_TASK OBJECTIVE_: Where the data below has the string "Single", return the whole line.

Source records
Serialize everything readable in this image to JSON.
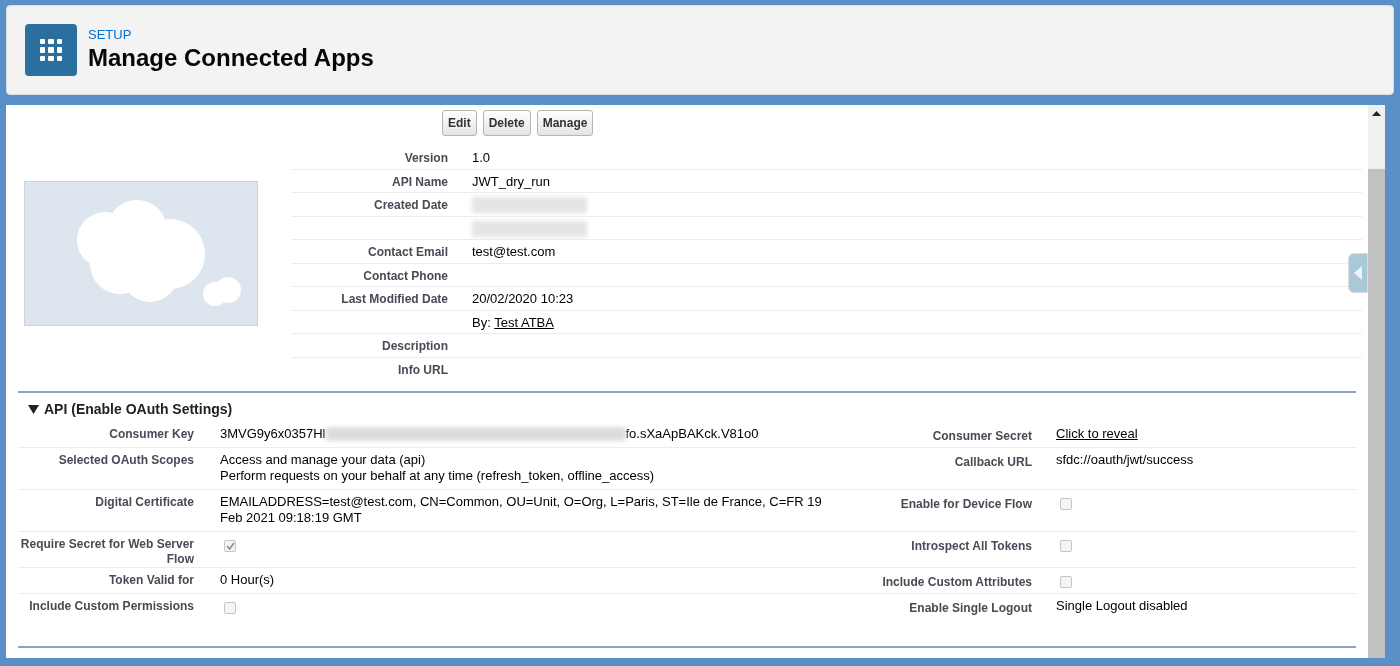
{
  "header": {
    "eyebrow": "SETUP",
    "title": "Manage Connected Apps"
  },
  "buttons": [
    "Edit",
    "Delete",
    "Manage"
  ],
  "details": [
    {
      "label": "Version",
      "kind": "text",
      "value": "1.0"
    },
    {
      "label": "API Name",
      "kind": "text",
      "value": "JWT_dry_run"
    },
    {
      "label": "Created Date",
      "kind": "redacted"
    },
    {
      "kind": "redacted"
    },
    {
      "label": "Contact Email",
      "kind": "text",
      "value": "test@test.com"
    },
    {
      "label": "Contact Phone",
      "kind": "text"
    },
    {
      "label": "Last Modified Date",
      "kind": "text",
      "value": "20/02/2020 10:23"
    },
    {
      "kind": "by",
      "prefix": "By:",
      "link": "Test ATBA"
    },
    {
      "label": "Description",
      "kind": "text"
    },
    {
      "label": "Info URL",
      "kind": "text"
    }
  ],
  "api_section": {
    "title": "API (Enable OAuth Settings)",
    "expanded": true,
    "rows": [
      [
        {
          "label": "Consumer Key",
          "kind": "partial",
          "start": "3MVG9y6x0357Hl",
          "end": "fo.sXaApBAKck.V81o0"
        },
        {
          "label": "Consumer Secret",
          "kind": "link",
          "value": "Click to reveal"
        }
      ],
      [
        {
          "label": "Selected OAuth Scopes",
          "kind": "lines",
          "lines": [
            "Access and manage your data (api)",
            "Perform requests on your behalf at any time (refresh_token, offline_access)"
          ]
        },
        {
          "label": "Callback URL",
          "kind": "text",
          "value": "sfdc://oauth/jwt/success"
        }
      ],
      [
        {
          "label": "Digital Certificate",
          "kind": "text",
          "value": "EMAILADDRESS=test@test.com, CN=Common, OU=Unit, O=Org, L=Paris, ST=Ile de France, C=FR 19 Feb 2021 09:18:19 GMT"
        },
        {
          "label": "Enable for Device Flow",
          "kind": "checkbox",
          "checked": false
        }
      ],
      [
        {
          "label": "Require Secret for Web Server Flow",
          "kind": "checkbox",
          "checked": true
        },
        {
          "label": "Introspect All Tokens",
          "kind": "checkbox",
          "checked": false
        }
      ],
      [
        {
          "label": "Token Valid for",
          "kind": "text",
          "value": "0 Hour(s)"
        },
        {
          "label": "Include Custom Attributes",
          "kind": "checkbox",
          "checked": false
        }
      ],
      [
        {
          "label": "Include Custom Permissions",
          "kind": "checkbox",
          "checked": false
        },
        {
          "label": "Enable Single Logout",
          "kind": "text",
          "value": "Single Logout disabled"
        }
      ]
    ]
  }
}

_RESULT OF THIS EXERCISE_:
          "label": "Enable Single Logout",
          "value": "Single Logout disabled"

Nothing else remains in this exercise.